Dataset content:

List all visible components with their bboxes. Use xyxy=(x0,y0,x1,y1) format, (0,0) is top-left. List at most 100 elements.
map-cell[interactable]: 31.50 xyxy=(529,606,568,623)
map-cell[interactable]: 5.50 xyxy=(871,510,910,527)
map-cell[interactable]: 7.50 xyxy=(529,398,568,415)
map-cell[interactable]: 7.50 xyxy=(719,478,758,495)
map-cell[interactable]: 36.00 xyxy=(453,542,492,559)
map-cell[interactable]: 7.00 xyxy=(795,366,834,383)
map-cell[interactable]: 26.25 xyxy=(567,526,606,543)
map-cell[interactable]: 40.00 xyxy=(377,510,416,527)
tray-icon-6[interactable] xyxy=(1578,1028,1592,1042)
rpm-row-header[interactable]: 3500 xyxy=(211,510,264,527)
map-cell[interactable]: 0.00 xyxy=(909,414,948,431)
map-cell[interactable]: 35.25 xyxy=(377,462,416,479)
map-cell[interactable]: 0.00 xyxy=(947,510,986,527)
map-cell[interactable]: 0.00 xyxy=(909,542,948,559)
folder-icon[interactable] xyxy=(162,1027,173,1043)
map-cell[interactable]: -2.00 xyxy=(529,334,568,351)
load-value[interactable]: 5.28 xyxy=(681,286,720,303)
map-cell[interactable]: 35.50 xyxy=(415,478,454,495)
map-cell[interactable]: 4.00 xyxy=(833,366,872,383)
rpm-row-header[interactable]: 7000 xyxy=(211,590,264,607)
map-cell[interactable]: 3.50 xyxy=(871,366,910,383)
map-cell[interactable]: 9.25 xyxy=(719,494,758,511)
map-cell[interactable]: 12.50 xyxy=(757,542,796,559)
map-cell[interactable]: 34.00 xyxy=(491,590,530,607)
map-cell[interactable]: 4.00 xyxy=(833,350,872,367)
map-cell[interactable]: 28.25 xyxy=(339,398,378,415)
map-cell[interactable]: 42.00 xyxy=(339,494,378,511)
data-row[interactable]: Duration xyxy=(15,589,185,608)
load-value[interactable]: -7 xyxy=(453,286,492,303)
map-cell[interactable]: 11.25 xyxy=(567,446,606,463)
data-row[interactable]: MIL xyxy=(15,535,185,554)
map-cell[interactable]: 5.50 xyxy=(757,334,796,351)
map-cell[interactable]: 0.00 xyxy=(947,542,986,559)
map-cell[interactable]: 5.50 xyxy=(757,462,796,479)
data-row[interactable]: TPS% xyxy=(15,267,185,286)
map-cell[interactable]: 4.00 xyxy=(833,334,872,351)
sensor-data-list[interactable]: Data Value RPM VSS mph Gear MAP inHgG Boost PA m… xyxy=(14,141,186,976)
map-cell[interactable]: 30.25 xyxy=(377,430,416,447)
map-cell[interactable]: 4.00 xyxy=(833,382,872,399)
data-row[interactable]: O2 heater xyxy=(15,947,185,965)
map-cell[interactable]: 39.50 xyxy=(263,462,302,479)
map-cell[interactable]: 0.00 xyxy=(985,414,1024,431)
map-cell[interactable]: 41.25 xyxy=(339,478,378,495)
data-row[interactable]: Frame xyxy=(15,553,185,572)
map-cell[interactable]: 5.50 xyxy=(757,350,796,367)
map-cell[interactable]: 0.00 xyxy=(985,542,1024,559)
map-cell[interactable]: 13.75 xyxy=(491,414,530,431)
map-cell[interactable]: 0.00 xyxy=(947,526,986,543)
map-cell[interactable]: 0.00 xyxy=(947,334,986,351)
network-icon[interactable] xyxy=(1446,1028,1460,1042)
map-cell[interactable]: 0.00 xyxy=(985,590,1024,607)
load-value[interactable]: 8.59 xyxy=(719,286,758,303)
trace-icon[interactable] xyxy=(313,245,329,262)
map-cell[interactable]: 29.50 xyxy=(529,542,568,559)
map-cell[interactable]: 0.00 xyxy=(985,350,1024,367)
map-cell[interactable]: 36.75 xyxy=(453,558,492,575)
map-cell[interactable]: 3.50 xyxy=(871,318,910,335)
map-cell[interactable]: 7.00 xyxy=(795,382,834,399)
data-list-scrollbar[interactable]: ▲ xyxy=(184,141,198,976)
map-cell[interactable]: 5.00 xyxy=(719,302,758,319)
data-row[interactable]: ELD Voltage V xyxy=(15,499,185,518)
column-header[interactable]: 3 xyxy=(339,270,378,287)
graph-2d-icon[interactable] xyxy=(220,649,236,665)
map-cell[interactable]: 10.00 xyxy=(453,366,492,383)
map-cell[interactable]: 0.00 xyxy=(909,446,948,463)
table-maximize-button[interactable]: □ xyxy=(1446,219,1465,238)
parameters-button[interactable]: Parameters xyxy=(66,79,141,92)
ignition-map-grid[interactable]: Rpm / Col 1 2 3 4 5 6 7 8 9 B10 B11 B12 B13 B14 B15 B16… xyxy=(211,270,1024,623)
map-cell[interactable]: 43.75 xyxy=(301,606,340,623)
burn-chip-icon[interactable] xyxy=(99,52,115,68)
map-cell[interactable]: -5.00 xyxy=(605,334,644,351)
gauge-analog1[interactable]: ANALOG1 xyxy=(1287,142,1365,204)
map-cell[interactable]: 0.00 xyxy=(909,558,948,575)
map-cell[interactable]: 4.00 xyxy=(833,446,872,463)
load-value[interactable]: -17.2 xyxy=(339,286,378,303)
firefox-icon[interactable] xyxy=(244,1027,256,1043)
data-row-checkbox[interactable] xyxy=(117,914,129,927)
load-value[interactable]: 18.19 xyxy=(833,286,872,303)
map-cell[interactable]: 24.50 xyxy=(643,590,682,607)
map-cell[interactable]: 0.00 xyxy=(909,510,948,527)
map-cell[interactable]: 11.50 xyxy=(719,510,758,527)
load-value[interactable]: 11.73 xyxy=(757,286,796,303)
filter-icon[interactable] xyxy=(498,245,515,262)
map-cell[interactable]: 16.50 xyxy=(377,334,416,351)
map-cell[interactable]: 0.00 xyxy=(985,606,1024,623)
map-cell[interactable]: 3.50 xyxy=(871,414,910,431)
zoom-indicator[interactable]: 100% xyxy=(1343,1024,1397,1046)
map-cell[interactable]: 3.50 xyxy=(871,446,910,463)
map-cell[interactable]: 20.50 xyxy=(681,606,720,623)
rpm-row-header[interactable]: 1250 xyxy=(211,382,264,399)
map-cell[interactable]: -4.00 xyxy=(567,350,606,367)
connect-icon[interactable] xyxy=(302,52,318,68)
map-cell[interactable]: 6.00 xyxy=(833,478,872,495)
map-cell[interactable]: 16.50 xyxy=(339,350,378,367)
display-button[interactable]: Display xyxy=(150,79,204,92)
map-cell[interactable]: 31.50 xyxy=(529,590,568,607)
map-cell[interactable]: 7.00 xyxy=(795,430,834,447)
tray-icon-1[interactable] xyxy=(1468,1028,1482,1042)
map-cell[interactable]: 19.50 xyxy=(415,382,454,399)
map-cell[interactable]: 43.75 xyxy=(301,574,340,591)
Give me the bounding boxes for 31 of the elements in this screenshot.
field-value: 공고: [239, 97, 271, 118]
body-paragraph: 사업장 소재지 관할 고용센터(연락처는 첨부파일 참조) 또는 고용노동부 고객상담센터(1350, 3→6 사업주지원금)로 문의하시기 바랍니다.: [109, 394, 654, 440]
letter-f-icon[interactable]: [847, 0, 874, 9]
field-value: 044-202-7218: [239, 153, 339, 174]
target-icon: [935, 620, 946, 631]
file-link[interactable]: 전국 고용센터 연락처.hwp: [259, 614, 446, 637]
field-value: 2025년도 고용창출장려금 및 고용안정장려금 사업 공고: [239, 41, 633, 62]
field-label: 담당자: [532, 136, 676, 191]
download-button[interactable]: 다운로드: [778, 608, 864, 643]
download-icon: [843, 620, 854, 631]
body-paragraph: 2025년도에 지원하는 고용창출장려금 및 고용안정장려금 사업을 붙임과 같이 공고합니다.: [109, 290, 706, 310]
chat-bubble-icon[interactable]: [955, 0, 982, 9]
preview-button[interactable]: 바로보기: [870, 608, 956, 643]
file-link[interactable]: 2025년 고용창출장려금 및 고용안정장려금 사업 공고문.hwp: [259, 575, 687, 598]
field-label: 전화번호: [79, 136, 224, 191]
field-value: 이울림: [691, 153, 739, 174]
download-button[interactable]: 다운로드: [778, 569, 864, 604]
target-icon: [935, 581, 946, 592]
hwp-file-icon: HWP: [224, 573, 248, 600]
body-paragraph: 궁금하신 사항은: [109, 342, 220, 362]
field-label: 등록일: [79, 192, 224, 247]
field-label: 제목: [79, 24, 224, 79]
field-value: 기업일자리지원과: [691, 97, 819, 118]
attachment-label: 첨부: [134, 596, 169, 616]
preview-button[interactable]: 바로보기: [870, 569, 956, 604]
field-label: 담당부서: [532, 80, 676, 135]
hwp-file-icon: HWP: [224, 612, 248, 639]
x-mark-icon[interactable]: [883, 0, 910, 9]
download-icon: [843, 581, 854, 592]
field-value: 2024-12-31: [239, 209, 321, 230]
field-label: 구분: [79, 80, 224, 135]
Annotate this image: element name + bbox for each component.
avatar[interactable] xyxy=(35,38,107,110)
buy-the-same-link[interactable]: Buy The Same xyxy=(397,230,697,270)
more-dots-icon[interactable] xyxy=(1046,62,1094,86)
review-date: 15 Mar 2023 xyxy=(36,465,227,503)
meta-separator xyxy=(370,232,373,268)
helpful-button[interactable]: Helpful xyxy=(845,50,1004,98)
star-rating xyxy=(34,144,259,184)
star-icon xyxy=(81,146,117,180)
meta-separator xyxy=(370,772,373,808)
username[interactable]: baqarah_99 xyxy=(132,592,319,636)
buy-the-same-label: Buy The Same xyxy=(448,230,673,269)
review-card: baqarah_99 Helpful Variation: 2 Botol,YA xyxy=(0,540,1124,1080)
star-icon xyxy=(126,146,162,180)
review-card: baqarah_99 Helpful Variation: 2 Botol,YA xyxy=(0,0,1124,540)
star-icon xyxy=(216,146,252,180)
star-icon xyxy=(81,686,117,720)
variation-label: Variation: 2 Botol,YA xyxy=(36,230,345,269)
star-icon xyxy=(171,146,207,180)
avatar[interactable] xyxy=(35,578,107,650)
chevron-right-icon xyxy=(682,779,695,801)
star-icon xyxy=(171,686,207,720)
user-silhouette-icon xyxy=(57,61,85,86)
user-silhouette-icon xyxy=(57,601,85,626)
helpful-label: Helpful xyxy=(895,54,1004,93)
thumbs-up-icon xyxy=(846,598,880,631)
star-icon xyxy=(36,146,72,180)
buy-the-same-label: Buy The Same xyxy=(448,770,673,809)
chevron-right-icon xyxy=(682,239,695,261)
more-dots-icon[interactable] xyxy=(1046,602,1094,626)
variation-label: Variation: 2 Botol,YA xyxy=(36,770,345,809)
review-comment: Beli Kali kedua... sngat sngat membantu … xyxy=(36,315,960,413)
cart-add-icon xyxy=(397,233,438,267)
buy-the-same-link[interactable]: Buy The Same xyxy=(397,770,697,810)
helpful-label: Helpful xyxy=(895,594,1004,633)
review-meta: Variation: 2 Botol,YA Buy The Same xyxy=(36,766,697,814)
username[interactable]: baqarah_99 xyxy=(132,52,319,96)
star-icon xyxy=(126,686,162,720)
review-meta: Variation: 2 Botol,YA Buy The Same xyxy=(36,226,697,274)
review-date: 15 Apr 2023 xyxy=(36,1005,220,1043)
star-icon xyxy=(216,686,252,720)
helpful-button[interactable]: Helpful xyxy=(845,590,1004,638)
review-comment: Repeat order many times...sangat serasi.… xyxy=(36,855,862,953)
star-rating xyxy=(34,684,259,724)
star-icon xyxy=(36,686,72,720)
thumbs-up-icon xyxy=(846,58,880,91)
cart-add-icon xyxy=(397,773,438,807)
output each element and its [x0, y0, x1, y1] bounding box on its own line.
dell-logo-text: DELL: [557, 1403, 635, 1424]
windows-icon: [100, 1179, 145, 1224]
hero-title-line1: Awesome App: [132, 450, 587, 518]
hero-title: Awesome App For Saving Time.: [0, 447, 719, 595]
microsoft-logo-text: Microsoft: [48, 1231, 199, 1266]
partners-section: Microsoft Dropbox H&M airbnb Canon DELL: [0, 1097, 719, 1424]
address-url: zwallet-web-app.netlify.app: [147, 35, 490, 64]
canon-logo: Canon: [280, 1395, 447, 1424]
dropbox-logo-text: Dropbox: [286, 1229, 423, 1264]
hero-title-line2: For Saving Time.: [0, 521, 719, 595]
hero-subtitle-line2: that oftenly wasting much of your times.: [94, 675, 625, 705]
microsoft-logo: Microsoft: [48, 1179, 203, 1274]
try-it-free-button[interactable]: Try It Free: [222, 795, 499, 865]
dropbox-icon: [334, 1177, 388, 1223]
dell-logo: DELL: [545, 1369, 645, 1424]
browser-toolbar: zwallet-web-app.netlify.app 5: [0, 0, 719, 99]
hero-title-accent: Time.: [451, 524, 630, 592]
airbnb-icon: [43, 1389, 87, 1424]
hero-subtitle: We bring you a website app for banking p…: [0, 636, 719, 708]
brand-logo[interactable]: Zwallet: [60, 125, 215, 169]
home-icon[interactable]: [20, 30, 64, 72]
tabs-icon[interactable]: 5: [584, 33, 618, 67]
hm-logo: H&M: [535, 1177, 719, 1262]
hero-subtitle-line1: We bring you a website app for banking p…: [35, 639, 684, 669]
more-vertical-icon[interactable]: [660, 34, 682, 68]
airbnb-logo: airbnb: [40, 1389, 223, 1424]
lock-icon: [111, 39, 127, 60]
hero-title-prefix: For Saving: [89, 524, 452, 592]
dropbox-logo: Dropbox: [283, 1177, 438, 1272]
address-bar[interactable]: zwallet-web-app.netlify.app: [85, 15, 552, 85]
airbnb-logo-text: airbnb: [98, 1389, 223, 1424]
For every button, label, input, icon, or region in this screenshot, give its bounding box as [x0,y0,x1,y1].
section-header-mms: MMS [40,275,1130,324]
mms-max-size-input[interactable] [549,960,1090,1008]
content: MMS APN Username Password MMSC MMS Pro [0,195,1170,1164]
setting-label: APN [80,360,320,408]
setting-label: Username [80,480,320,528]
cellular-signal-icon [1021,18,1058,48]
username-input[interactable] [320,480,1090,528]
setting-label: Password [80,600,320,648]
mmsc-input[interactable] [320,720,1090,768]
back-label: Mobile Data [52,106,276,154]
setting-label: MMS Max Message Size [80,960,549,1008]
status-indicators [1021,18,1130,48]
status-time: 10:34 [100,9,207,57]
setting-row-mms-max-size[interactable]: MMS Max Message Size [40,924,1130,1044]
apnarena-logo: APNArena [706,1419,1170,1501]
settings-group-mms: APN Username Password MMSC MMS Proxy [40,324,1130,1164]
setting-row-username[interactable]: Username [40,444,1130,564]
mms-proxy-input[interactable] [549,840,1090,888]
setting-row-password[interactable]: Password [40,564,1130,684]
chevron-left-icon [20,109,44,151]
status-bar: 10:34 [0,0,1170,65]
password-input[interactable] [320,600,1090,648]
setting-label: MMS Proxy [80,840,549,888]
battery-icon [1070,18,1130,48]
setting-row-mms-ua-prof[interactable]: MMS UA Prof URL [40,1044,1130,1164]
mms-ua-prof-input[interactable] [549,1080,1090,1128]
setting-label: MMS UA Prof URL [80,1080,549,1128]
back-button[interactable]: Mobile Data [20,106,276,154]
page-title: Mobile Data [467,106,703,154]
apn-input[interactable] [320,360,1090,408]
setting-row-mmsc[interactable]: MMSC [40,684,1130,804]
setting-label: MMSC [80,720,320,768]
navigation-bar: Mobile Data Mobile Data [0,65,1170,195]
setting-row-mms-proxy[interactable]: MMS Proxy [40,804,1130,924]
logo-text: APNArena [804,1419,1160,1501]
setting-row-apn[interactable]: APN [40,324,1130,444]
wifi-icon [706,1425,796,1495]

Task to complete:
Copy out the material word for word, beginning with its first line and continuing through the line that contains "rpm-row-header[interactable]: 3500 xyxy=(211,510,264,527)", including both of those lines.

Final answer:
List all visible components with their bboxes. Use xyxy=(x0,y0,x1,y1) format, (0,0) is top-left. List at most 100 elements.
map-cell[interactable]: 31.50 xyxy=(529,606,568,623)
map-cell[interactable]: 5.50 xyxy=(871,510,910,527)
map-cell[interactable]: 7.50 xyxy=(529,398,568,415)
map-cell[interactable]: 7.50 xyxy=(719,478,758,495)
map-cell[interactable]: 36.00 xyxy=(453,542,492,559)
map-cell[interactable]: 7.00 xyxy=(795,366,834,383)
map-cell[interactable]: 26.25 xyxy=(567,526,606,543)
map-cell[interactable]: 40.00 xyxy=(377,510,416,527)
tray-icon-6[interactable] xyxy=(1578,1028,1592,1042)
rpm-row-header[interactable]: 3500 xyxy=(211,510,264,527)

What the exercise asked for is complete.